> _Problem to solve_: Among the lines of this listing, determine how many contain the string "面向对象程序设计java". Answer with the number only.

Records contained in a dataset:
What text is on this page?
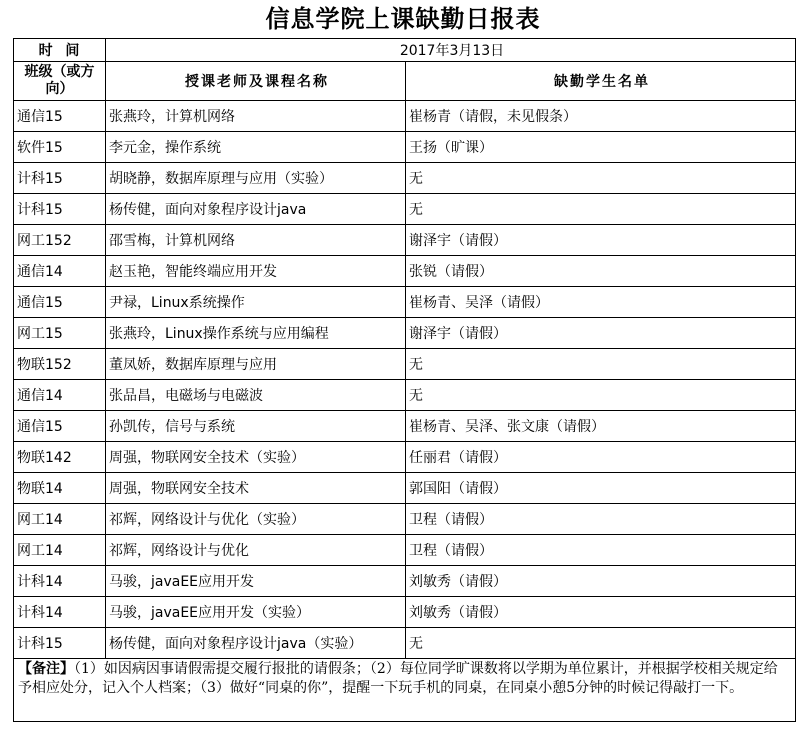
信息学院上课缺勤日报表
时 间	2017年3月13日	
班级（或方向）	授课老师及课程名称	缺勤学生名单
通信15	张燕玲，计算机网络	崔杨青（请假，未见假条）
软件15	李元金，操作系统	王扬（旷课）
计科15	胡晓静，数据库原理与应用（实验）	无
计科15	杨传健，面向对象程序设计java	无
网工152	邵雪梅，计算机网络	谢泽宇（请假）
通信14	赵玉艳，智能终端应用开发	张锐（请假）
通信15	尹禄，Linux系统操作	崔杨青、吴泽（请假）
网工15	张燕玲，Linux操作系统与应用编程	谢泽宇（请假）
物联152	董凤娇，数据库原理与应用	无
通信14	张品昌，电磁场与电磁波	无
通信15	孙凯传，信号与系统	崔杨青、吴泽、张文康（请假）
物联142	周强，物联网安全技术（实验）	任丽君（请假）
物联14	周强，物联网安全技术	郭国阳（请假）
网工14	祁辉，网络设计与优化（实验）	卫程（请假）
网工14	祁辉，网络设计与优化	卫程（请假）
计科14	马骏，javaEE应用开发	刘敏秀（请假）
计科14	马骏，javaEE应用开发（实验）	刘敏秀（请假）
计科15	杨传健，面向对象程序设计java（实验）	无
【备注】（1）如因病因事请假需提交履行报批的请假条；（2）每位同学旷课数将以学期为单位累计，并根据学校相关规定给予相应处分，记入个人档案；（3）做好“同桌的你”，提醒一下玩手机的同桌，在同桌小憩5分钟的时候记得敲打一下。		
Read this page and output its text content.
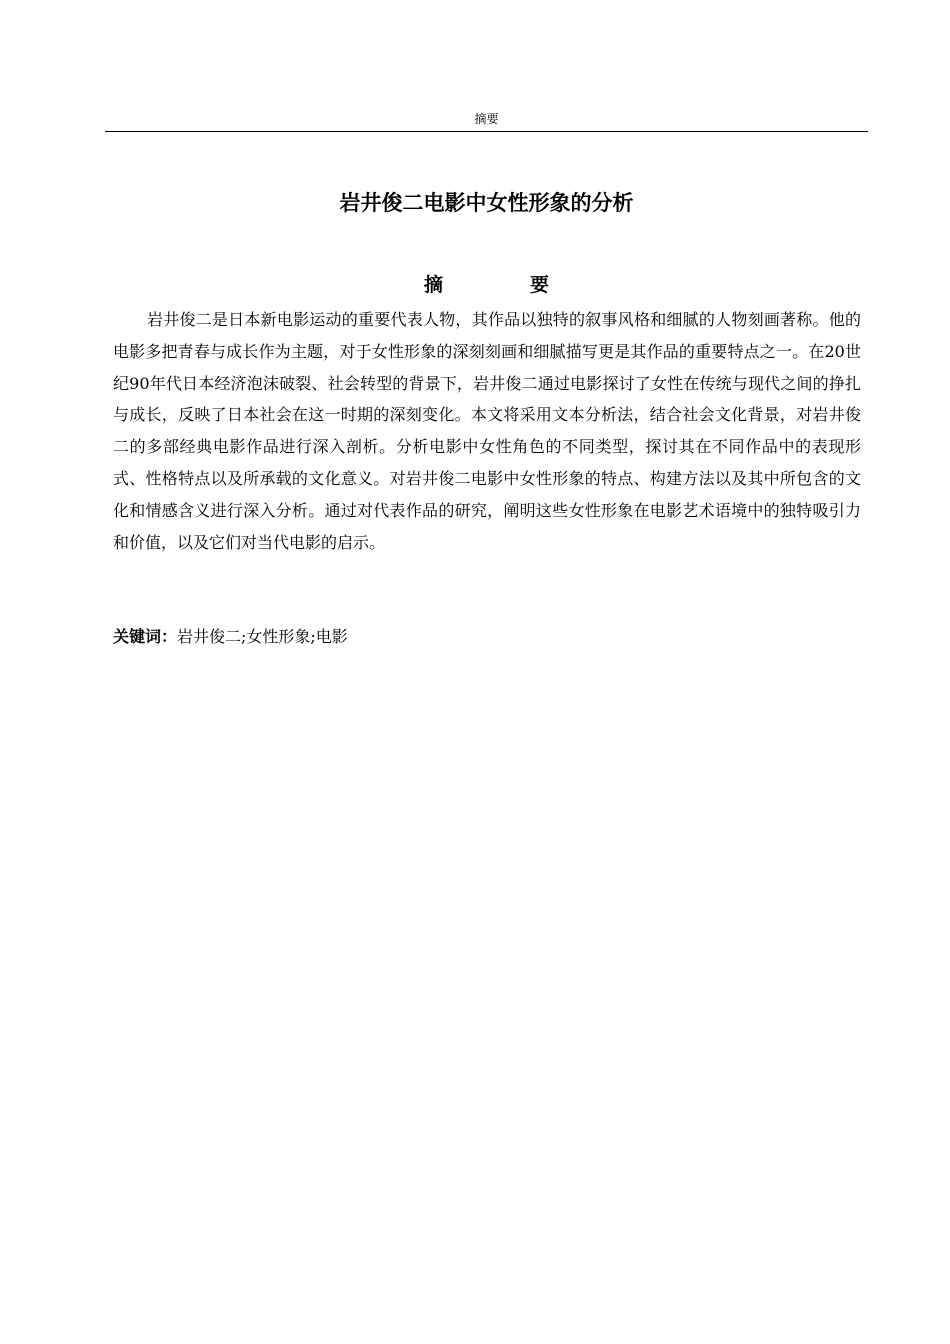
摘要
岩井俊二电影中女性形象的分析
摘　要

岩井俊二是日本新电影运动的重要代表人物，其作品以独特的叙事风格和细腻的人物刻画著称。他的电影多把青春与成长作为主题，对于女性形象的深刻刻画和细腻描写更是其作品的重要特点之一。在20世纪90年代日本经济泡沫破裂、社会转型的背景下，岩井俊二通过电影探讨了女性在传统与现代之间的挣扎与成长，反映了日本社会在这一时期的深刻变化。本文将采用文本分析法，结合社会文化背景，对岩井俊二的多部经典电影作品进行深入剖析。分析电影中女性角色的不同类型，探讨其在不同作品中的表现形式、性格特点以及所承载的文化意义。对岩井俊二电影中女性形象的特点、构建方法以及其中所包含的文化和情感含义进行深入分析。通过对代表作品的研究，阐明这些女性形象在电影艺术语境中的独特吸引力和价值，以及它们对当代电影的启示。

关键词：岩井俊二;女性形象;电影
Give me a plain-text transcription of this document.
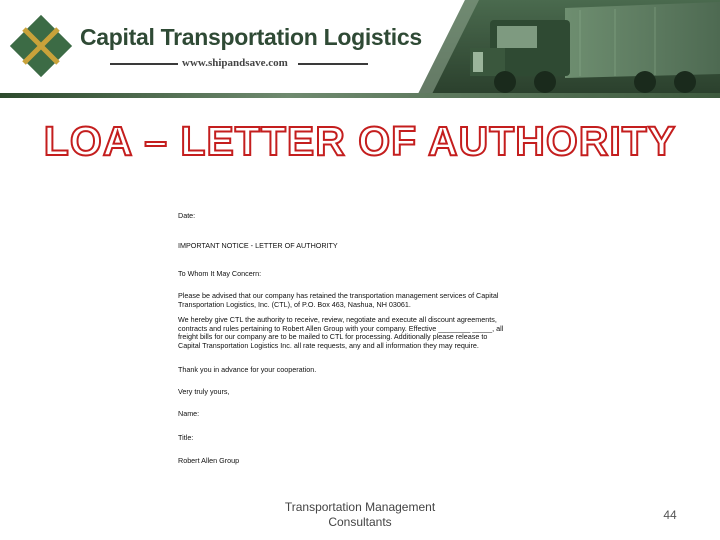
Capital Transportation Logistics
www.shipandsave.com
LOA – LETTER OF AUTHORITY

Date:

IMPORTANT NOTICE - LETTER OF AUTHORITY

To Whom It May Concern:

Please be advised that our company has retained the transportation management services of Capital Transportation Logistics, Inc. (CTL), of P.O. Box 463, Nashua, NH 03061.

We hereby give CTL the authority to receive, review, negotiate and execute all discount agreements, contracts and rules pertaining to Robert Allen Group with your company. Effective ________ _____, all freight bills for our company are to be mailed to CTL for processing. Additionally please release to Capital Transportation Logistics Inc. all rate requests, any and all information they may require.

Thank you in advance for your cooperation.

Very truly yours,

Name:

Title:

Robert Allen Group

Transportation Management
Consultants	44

> _Answer_: 2